WHAT YOU ARE ASKED TO DO — Leaving out all images, write out the records that follow exactly.

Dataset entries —
· · · ·

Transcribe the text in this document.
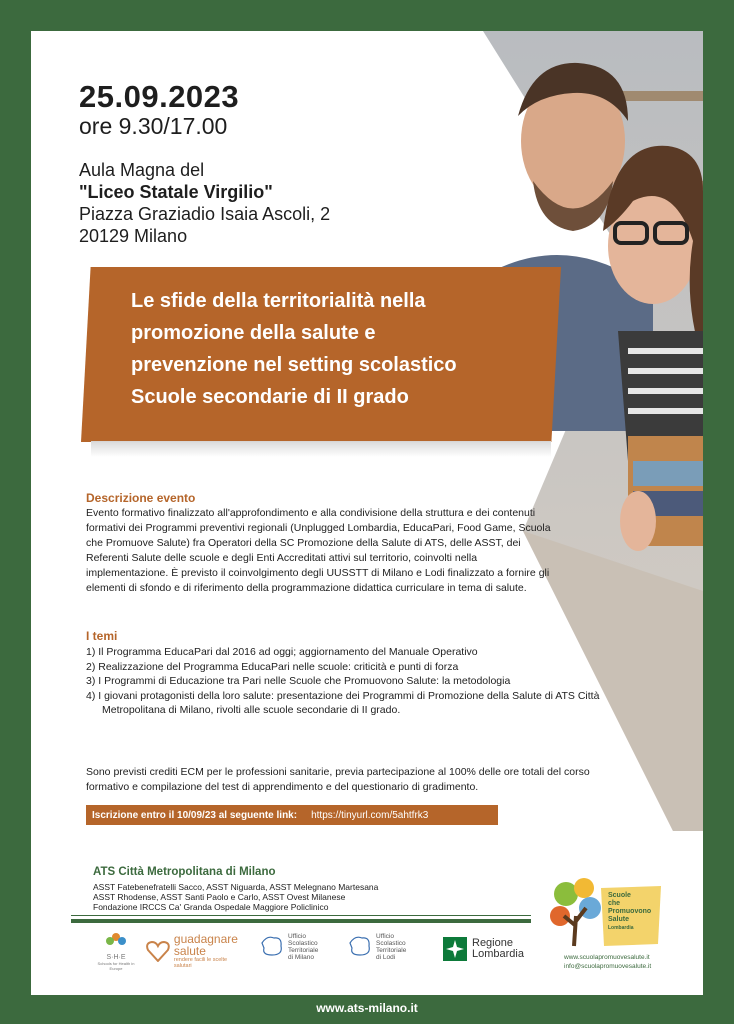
25.09.2023
ore 9.30/17.00
Aula Magna del
"Liceo Statale Virgilio"
Piazza Graziadio Isaia Ascoli, 2
20129 Milano
Le sfide della territorialità nella
promozione della salute e
prevenzione nel setting scolastico
Scuole secondarie di II grado
Descrizione evento
Evento formativo finalizzato all'approfondimento e alla condivisione della struttura e dei contenuti formativi dei Programmi preventivi regionali (Unplugged Lombardia, EducaPari, Food Game, Scuola che Promuove Salute) fra Operatori della SC Promozione della Salute di ATS, delle ASST, dei Referenti Salute delle scuole e degli Enti Accreditati attivi sul territorio, coinvolti nella implementazione. È previsto il coinvolgimento degli UUSSTT di Milano e Lodi finalizzato a fornire gli elementi di sfondo e di riferimento della programmazione didattica curriculare in tema di salute.
I temi
1) Il Programma EducaPari dal 2016 ad oggi; aggiornamento del Manuale Operativo
2) Realizzazione del Programma EducaPari nelle scuole: criticità e punti di forza
3) I Programmi di Educazione tra Pari nelle Scuole che Promuovono Salute: la metodologia
4) I giovani protagonisti della loro salute: presentazione dei Programmi di Promozione della Salute di ATS Città Metropolitana di Milano, rivolti alle scuole secondarie di II grado.
Sono previsti crediti ECM per le professioni sanitarie, previa partecipazione al 100% delle ore totali del corso formativo e compilazione del test di apprendimento e del questionario di gradimento.
Iscrizione entro il 10/09/23 al seguente link: https://tinyurl.com/5ahtfrk3
ATS Città Metropolitana di Milano
ASST Fatebenefratelli Sacco, ASST Niguarda, ASST Melegnano Martesana
ASST Rhodense, ASST Santi Paolo e Carlo, ASST Ovest Milanese
Fondazione IRCCS Ca' Granda Ospedale Maggiore Policlinico
S·H·E
Schools for Health in Europe
guadagnare
salute
rendere facili le scelte salutari
Ufficio
Scolastico
Territoriale
di Milano
Ufficio
Scolastico
Territoriale
di Lodi
Regione
Lombardia
Scuole
che
Promuovono
Salute
Lombardia
www.scuolapromuovesalute.it
info@scuolapromuovesalute.it
www.ats-milano.it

· · · ·

RESULT FOR THIS TASK —
Transcribe the text in this document.
25.09.2023
ore 9.30/17.00
Aula Magna del
"Liceo Statale Virgilio"
Piazza Graziadio Isaia Ascoli, 2
20129 Milano
Le sfide della territorialità nella
promozione della salute e
prevenzione nel setting scolastico
Scuole secondarie di II grado
Descrizione evento
Evento formativo finalizzato all'approfondimento e alla condivisione della struttura e dei contenuti formativi dei Programmi preventivi regionali (Unplugged Lombardia, EducaPari, Food Game, Scuola che Promuove Salute) fra Operatori della SC Promozione della Salute di ATS, delle ASST, dei Referenti Salute delle scuole e degli Enti Accreditati attivi sul territorio, coinvolti nella implementazione. È previsto il coinvolgimento degli UUSSTT di Milano e Lodi finalizzato a fornire gli elementi di sfondo e di riferimento della programmazione didattica curriculare in tema di salute.
I temi
1) Il Programma EducaPari dal 2016 ad oggi; aggiornamento del Manuale Operativo
2) Realizzazione del Programma EducaPari nelle scuole: criticità e punti di forza
3) I Programmi di Educazione tra Pari nelle Scuole che Promuovono Salute: la metodologia
4) I giovani protagonisti della loro salute: presentazione dei Programmi di Promozione della Salute di ATS Città Metropolitana di Milano, rivolti alle scuole secondarie di II grado.
Sono previsti crediti ECM per le professioni sanitarie, previa partecipazione al 100% delle ore totali del corso formativo e compilazione del test di apprendimento e del questionario di gradimento.
Iscrizione entro il 10/09/23 al seguente link: https://tinyurl.com/5ahtfrk3
ATS Città Metropolitana di Milano
ASST Fatebenefratelli Sacco, ASST Niguarda, ASST Melegnano Martesana
ASST Rhodense, ASST Santi Paolo e Carlo, ASST Ovest Milanese
Fondazione IRCCS Ca' Granda Ospedale Maggiore Policlinico
S·H·E
Schools for Health in Europe
guadagnare
salute
rendere facili le scelte salutari
Ufficio
Scolastico
Territoriale
di Milano
Ufficio
Scolastico
Territoriale
di Lodi
Regione
Lombardia
Scuole
che
Promuovono
Salute
Lombardia
www.scuolapromuovesalute.it
info@scuolapromuovesalute.it
www.ats-milano.it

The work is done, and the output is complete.